Write out the listing in full, matching it word for word.

Data entries
-------------------------

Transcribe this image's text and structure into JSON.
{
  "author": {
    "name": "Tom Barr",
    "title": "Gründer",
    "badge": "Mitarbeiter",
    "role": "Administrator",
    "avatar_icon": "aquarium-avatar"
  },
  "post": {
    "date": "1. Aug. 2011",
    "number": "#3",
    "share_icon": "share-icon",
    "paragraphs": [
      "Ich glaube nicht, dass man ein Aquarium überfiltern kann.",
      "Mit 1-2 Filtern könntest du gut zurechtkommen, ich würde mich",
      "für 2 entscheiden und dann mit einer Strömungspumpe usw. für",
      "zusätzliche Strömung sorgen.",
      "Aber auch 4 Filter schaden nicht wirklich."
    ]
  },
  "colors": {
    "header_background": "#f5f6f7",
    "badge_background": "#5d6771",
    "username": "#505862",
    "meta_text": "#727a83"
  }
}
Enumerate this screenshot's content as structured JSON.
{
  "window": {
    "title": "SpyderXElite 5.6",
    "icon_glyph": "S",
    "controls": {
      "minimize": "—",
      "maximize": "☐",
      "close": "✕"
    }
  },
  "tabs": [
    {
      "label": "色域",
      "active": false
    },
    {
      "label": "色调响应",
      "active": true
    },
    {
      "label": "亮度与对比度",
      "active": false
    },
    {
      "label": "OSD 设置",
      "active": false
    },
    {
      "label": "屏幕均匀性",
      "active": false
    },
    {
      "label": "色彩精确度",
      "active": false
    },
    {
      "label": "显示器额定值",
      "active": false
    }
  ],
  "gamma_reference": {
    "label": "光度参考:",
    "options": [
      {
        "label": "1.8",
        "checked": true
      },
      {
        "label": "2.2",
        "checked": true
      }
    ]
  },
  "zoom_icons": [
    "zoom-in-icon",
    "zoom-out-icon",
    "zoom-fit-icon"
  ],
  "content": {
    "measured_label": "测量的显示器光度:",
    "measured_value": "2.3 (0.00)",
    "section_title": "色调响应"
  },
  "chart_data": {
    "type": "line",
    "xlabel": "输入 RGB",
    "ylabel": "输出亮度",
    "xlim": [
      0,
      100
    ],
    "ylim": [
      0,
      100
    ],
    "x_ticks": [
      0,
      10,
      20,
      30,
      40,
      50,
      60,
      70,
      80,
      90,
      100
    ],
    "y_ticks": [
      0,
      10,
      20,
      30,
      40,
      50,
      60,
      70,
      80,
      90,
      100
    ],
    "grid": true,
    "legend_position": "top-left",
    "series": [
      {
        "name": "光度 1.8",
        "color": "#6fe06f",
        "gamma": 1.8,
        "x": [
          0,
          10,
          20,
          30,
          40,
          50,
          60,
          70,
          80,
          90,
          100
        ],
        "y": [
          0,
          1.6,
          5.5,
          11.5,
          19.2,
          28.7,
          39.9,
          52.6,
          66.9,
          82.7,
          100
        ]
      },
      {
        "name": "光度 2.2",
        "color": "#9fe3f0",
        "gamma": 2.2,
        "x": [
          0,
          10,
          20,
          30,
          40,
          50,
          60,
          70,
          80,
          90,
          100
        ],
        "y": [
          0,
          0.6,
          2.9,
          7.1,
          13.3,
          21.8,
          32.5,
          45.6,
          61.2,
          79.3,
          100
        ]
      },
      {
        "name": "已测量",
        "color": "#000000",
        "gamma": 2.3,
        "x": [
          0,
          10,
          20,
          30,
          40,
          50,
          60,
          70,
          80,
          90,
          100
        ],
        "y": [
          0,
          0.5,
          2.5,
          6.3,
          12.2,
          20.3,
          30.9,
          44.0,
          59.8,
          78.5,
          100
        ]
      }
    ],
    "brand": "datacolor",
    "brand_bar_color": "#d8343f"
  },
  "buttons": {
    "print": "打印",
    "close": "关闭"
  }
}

-------------------------

◆ **WRITTEN RESPONSE**:
Transcribe this image's text and structure into JSON.
{
  "author": {
    "name": "Tom Barr",
    "title": "Gründer",
    "badge": "Mitarbeiter",
    "role": "Administrator",
    "avatar_icon": "aquarium-avatar"
  },
  "post": {
    "date": "1. Aug. 2011",
    "number": "#3",
    "share_icon": "share-icon",
    "paragraphs": [
      "Ich glaube nicht, dass man ein Aquarium überfiltern kann.",
      "Mit 1-2 Filtern könntest du gut zurechtkommen, ich würde mich",
      "für 2 entscheiden und dann mit einer Strömungspumpe usw. für",
      "zusätzliche Strömung sorgen.",
      "Aber auch 4 Filter schaden nicht wirklich."
    ]
  },
  "colors": {
    "header_background": "#f5f6f7",
    "badge_background": "#5d6771",
    "username": "#505862",
    "meta_text": "#727a83"
  }
}
Enumerate this screenshot's content as structured JSON.
{
  "window": {
    "title": "SpyderXElite 5.6",
    "icon_glyph": "S",
    "controls": {
      "minimize": "—",
      "maximize": "☐",
      "close": "✕"
    }
  },
  "tabs": [
    {
      "label": "色域",
      "active": false
    },
    {
      "label": "色调响应",
      "active": true
    },
    {
      "label": "亮度与对比度",
      "active": false
    },
    {
      "label": "OSD 设置",
      "active": false
    },
    {
      "label": "屏幕均匀性",
      "active": false
    },
    {
      "label": "色彩精确度",
      "active": false
    },
    {
      "label": "显示器额定值",
      "active": false
    }
  ],
  "gamma_reference": {
    "label": "光度参考:",
    "options": [
      {
        "label": "1.8",
        "checked": true
      },
      {
        "label": "2.2",
        "checked": true
      }
    ]
  },
  "zoom_icons": [
    "zoom-in-icon",
    "zoom-out-icon",
    "zoom-fit-icon"
  ],
  "content": {
    "measured_label": "测量的显示器光度:",
    "measured_value": "2.3 (0.00)",
    "section_title": "色调响应"
  },
  "chart_data": {
    "type": "line",
    "xlabel": "输入 RGB",
    "ylabel": "输出亮度",
    "xlim": [
      0,
      100
    ],
    "ylim": [
      0,
      100
    ],
    "x_ticks": [
      0,
      10,
      20,
      30,
      40,
      50,
      60,
      70,
      80,
      90,
      100
    ],
    "y_ticks": [
      0,
      10,
      20,
      30,
      40,
      50,
      60,
      70,
      80,
      90,
      100
    ],
    "grid": true,
    "legend_position": "top-left",
    "series": [
      {
        "name": "光度 1.8",
        "color": "#6fe06f",
        "gamma": 1.8,
        "x": [
          0,
          10,
          20,
          30,
          40,
          50,
          60,
          70,
          80,
          90,
          100
        ],
        "y": [
          0,
          1.6,
          5.5,
          11.5,
          19.2,
          28.7,
          39.9,
          52.6,
          66.9,
          82.7,
          100
        ]
      },
      {
        "name": "光度 2.2",
        "color": "#9fe3f0",
        "gamma": 2.2,
        "x": [
          0,
          10,
          20,
          30,
          40,
          50,
          60,
          70,
          80,
          90,
          100
        ],
        "y": [
          0,
          0.6,
          2.9,
          7.1,
          13.3,
          21.8,
          32.5,
          45.6,
          61.2,
          79.3,
          100
        ]
      },
      {
        "name": "已测量",
        "color": "#000000",
        "gamma": 2.3,
        "x": [
          0,
          10,
          20,
          30,
          40,
          50,
          60,
          70,
          80,
          90,
          100
        ],
        "y": [
          0,
          0.5,
          2.5,
          6.3,
          12.2,
          20.3,
          30.9,
          44.0,
          59.8,
          78.5,
          100
        ]
      }
    ],
    "brand": "datacolor",
    "brand_bar_color": "#d8343f"
  },
  "buttons": {
    "print": "打印",
    "close": "关闭"
  }
}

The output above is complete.